# Do this
Would you restate all the data that follows, word for word?

# Data in this exercise
□ □ □ □ □ □ □

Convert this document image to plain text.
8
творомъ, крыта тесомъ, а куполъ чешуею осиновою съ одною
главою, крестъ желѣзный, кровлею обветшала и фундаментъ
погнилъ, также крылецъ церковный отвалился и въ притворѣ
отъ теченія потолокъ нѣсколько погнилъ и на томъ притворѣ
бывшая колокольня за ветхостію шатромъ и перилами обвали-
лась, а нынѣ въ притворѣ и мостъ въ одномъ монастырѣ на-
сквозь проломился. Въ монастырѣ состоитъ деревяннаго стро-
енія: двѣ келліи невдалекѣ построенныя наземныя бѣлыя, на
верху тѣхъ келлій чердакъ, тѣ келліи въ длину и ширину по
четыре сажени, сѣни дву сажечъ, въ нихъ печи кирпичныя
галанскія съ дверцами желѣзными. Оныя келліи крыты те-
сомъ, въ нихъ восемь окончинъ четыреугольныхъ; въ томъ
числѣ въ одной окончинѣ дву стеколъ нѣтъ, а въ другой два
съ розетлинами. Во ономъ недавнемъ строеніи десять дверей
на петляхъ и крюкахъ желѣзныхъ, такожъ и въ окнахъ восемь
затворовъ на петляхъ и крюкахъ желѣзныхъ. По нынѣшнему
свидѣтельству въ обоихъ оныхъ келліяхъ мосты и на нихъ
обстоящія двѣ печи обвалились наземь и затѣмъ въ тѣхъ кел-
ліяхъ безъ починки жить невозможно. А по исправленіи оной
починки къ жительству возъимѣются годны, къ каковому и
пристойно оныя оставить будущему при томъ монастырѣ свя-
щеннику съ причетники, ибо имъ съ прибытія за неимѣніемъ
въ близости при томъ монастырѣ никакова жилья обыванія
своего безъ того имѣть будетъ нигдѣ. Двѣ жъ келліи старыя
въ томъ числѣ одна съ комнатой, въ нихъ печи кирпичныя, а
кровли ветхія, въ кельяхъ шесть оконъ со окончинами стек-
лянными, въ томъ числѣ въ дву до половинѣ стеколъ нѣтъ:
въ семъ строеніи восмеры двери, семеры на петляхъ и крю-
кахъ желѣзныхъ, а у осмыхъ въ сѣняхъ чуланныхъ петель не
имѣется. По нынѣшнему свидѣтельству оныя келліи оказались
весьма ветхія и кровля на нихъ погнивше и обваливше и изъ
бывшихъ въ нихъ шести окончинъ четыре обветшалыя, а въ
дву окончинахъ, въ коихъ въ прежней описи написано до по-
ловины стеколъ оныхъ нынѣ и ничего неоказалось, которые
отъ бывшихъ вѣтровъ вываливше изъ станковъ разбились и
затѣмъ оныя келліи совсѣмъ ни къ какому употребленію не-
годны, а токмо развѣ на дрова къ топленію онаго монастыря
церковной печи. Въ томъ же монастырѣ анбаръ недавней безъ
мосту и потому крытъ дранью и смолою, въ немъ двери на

□ □ □ □ □ □ □

# Answer to the task
Convert this document image to plain text.
8
творомъ, крыта тесомъ, а куполъ чешуею осиновою съ одною
главою, крестъ желѣзный, кровлею обветшала и фундаментъ
погнилъ, также крылецъ церковный отвалился и въ притворѣ
отъ теченія потолокъ нѣсколько погнилъ и на томъ притворѣ
бывшая колокольня за ветхостію шатромъ и перилами обвали-
лась, а нынѣ въ притворѣ и мостъ въ одномъ монастырѣ на-
сквозь проломился. Въ монастырѣ состоитъ деревяннаго стро-
енія: двѣ келліи невдалекѣ построенныя наземныя бѣлыя, на
верху тѣхъ келлій чердакъ, тѣ келліи въ длину и ширину по
четыре сажени, сѣни дву сажечъ, въ нихъ печи кирпичныя
галанскія съ дверцами желѣзными. Оныя келліи крыты те-
сомъ, въ нихъ восемь окончинъ четыреугольныхъ; въ томъ
числѣ въ одной окончинѣ дву стеколъ нѣтъ, а въ другой два
съ розетлинами. Во ономъ недавнемъ строеніи десять дверей
на петляхъ и крюкахъ желѣзныхъ, такожъ и въ окнахъ восемь
затворовъ на петляхъ и крюкахъ желѣзныхъ. По нынѣшнему
свидѣтельству въ обоихъ оныхъ келліяхъ мосты и на нихъ
обстоящія двѣ печи обвалились наземь и затѣмъ въ тѣхъ кел-
ліяхъ безъ починки жить невозможно. А по исправленіи оной
починки къ жительству возъимѣются годны, къ каковому и
пристойно оныя оставить будущему при томъ монастырѣ свя-
щеннику съ причетники, ибо имъ съ прибытія за неимѣніемъ
въ близости при томъ монастырѣ никакова жилья обыванія
своего безъ того имѣть будетъ нигдѣ. Двѣ жъ келліи старыя
въ томъ числѣ одна съ комнатой, въ нихъ печи кирпичныя, а
кровли ветхія, въ кельяхъ шесть оконъ со окончинами стек-
лянными, въ томъ числѣ въ дву до половинѣ стеколъ нѣтъ:
въ семъ строеніи восмеры двери, семеры на петляхъ и крю-
кахъ желѣзныхъ, а у осмыхъ въ сѣняхъ чуланныхъ петель не
имѣется. По нынѣшнему свидѣтельству оныя келліи оказались
весьма ветхія и кровля на нихъ погнивше и обваливше и изъ
бывшихъ въ нихъ шести окончинъ четыре обветшалыя, а въ
дву окончинахъ, въ коихъ въ прежней описи написано до по-
ловины стеколъ оныхъ нынѣ и ничего неоказалось, которые
отъ бывшихъ вѣтровъ вываливше изъ станковъ разбились и
затѣмъ оныя келліи совсѣмъ ни къ какому употребленію не-
годны, а токмо развѣ на дрова къ топленію онаго монастыря
церковной печи. Въ томъ же монастырѣ анбаръ недавней безъ
мосту и потому крытъ дранью и смолою, въ немъ двери на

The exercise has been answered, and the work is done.